** Start **

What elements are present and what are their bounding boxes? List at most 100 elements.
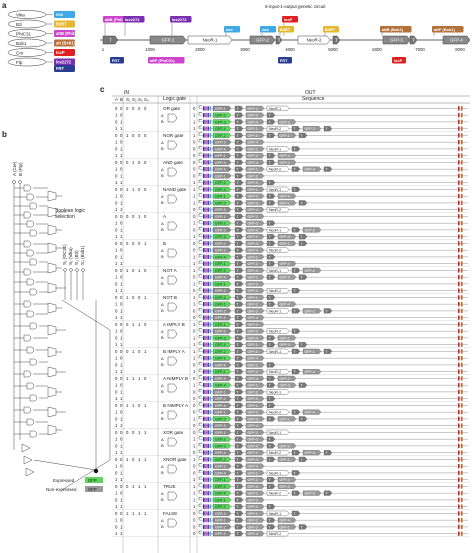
site-tick [209, 227, 212, 233]
selector-s1: S₁ (ΦC31) [62, 244, 67, 265]
sequence-part-label: GFP-1 [248, 384, 258, 388]
circuit-part [332, 35, 341, 45]
cell-a: 1 [115, 275, 118, 280]
sequence-part-label: T [237, 492, 240, 496]
cell-a: 0 [115, 119, 118, 124]
circuit-part-label: GFP-4 [450, 38, 463, 43]
gfp-part [212, 335, 232, 341]
sequence-part-label: T [237, 195, 240, 199]
site-tick [205, 349, 207, 354]
site-tick [207, 409, 209, 415]
promoter-arrow [198, 139, 202, 143]
site-tick [205, 511, 207, 516]
sequence-part [277, 119, 297, 125]
site-tick [203, 328, 205, 334]
sequence-part [245, 301, 265, 307]
neor-part-label: NeoR-2 [269, 127, 281, 131]
gate-name: NOT B [163, 295, 177, 300]
site-tick [458, 396, 460, 401]
promoter-arrow [198, 193, 202, 197]
site-tick [203, 524, 205, 530]
cell-a: 1 [115, 234, 118, 239]
cell-a: 1 [115, 248, 118, 253]
gate-input-b: B [161, 335, 164, 340]
cell-selector: 0 [126, 241, 129, 246]
cell-output: 0 [193, 389, 196, 394]
site-tick [458, 342, 460, 347]
gate-input-b: B [161, 497, 164, 502]
logic-gate-symbol [23, 406, 32, 414]
promoter-arrow [198, 294, 202, 298]
site-tick [205, 382, 207, 388]
sequence-part-label: T [269, 242, 272, 246]
sequence-part-label: GFP-4 [248, 228, 258, 232]
neor-part-label: NeoR-2 [269, 289, 281, 293]
gfp-part-label: GFP-4 [215, 255, 226, 259]
mux-block [47, 346, 57, 358]
sequence-part-label: T [269, 303, 272, 307]
cell-selector: 1 [144, 511, 147, 516]
gfp-part [212, 200, 232, 206]
promoter-arrow [198, 517, 202, 521]
gate-name: A IMPLY B [163, 322, 185, 327]
sequence-part [302, 227, 322, 233]
site-chip [224, 26, 240, 33]
cell-selector: 1 [144, 403, 147, 408]
site-tick [458, 315, 460, 320]
sequence-part-label: T [237, 309, 240, 313]
site-tick [209, 261, 212, 266]
sequence-part-label: T [237, 161, 240, 165]
site-tick [209, 153, 212, 158]
site-tick [205, 396, 207, 401]
sequence-part-label: T [237, 451, 240, 455]
site-tick [209, 484, 212, 489]
cell-a: 0 [115, 524, 118, 529]
site-chip-label: loxP [56, 50, 65, 55]
cell-selector: 0 [144, 322, 147, 327]
site-tick [461, 511, 463, 516]
site-tick [207, 376, 209, 381]
sequence-part-label: T [237, 154, 240, 158]
site-tick [209, 322, 212, 327]
column-header: S₂ [132, 97, 137, 102]
cell-selector: 1 [138, 511, 141, 516]
site-tick [461, 227, 463, 233]
site-tick [461, 133, 463, 138]
sequence-part-label: T [237, 323, 240, 327]
cell-b: 1 [120, 369, 123, 374]
sequence-part-label: T [294, 330, 297, 334]
site-chip-label: attP (PhiC31) [150, 58, 175, 63]
sequence-part [266, 234, 276, 240]
cell-b: 0 [120, 268, 123, 273]
circuit-part [249, 35, 276, 45]
cell-output: 0 [193, 464, 196, 469]
gate-symbol [167, 491, 177, 501]
sequence-part [277, 477, 297, 483]
mux-block [47, 206, 57, 218]
site-tick [458, 416, 460, 422]
sequence-part-label: T [269, 276, 272, 280]
gfp-part-label: GFP-3 [215, 444, 226, 448]
sequence-part-label: GFP-3 [280, 343, 290, 347]
site-tick [207, 308, 209, 314]
sequence-part [277, 200, 297, 206]
site-tick [203, 335, 205, 341]
column-headers: A B S₁ S₂ S₃ S₄ [112, 95, 470, 104]
site-tick [203, 322, 205, 327]
sequence-part-label: T [237, 174, 240, 178]
cell-b: 1 [120, 315, 123, 320]
sequence-part [323, 490, 333, 496]
nonexpressed-gfp-tag: GFP [88, 487, 97, 492]
sequence-part [245, 207, 265, 213]
cell-a: 0 [115, 187, 118, 192]
neor-part-label: NeoR-1 [269, 147, 281, 151]
sequence-part-label: T [269, 235, 272, 239]
site-tick [461, 180, 463, 185]
site-tick [458, 119, 460, 125]
cell-b: 0 [120, 275, 123, 280]
gate-input-b: B [161, 389, 164, 394]
sequence-part-label: T [237, 215, 240, 219]
site-tick [458, 247, 460, 253]
sequence-part [245, 159, 265, 165]
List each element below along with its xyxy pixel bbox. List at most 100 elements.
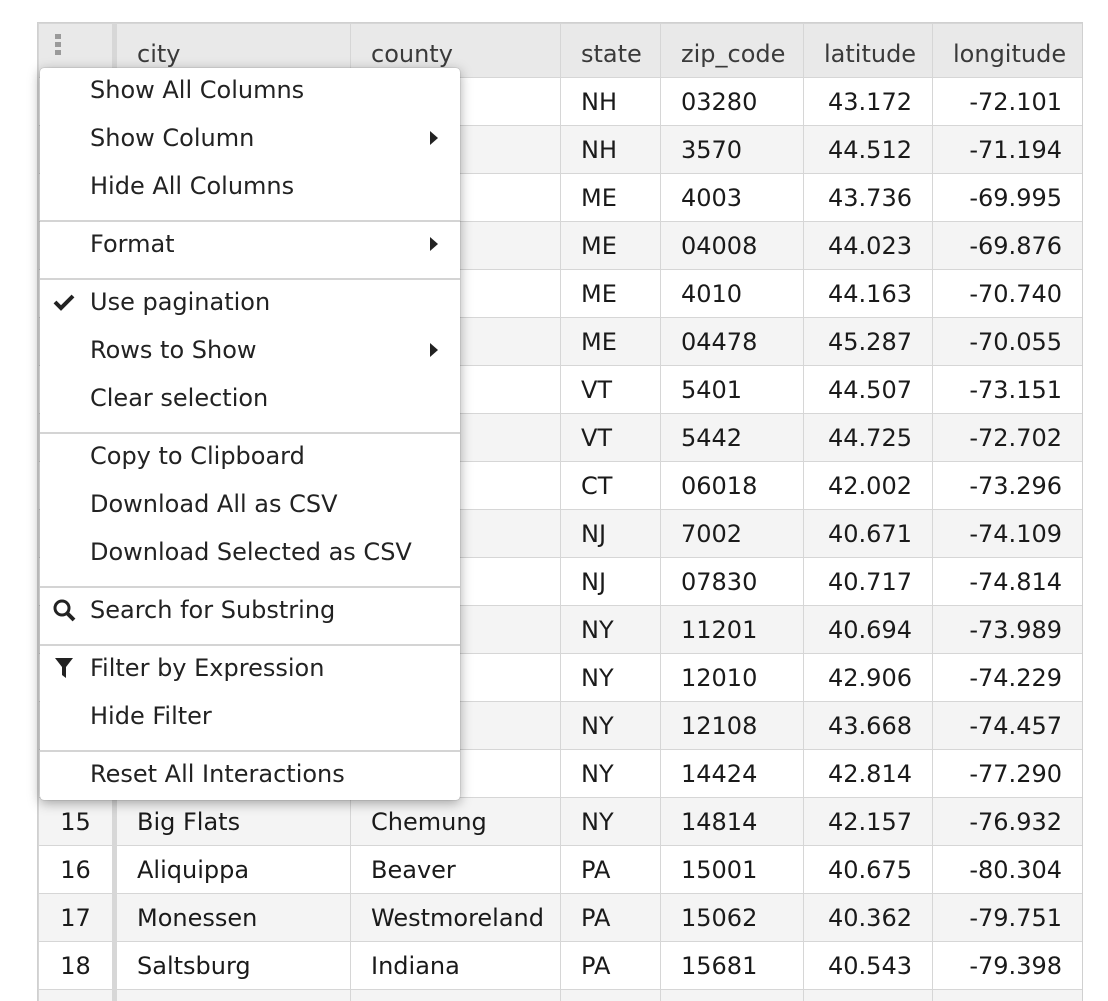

** End **

• Prompt:
Copy from the records the line containing "site-tick [209, 227, 212, 233]" through the line containing "cell-a: 1 [115, 248, 118, 253]", both included, and nothing else.

• Solution below:
site-tick [209, 227, 212, 233]
selector-s1: S₁ (ΦC31) [62, 244, 67, 265]
sequence-part-label: GFP-1 [248, 384, 258, 388]
circuit-part [332, 35, 341, 45]
cell-a: 1 [115, 275, 118, 280]
sequence-part-label: T [237, 492, 240, 496]
cell-a: 0 [115, 119, 118, 124]
circuit-part-label: GFP-4 [450, 38, 463, 43]
gfp-part [212, 335, 232, 341]
sequence-part-label: T [237, 195, 240, 199]
site-tick [205, 349, 207, 354]
site-tick [207, 409, 209, 415]
promoter-arrow [198, 139, 202, 143]
site-tick [205, 511, 207, 516]
sequence-part [277, 119, 297, 125]
site-tick [203, 328, 205, 334]
sequence-part [245, 301, 265, 307]
neor-part-label: NeoR-2 [269, 127, 281, 131]
gate-name: NOT B [163, 295, 177, 300]
site-tick [458, 396, 460, 401]
promoter-arrow [198, 193, 202, 197]
site-tick [203, 524, 205, 530]
cell-a: 1 [115, 234, 118, 239]
cell-a: 1 [115, 248, 118, 253]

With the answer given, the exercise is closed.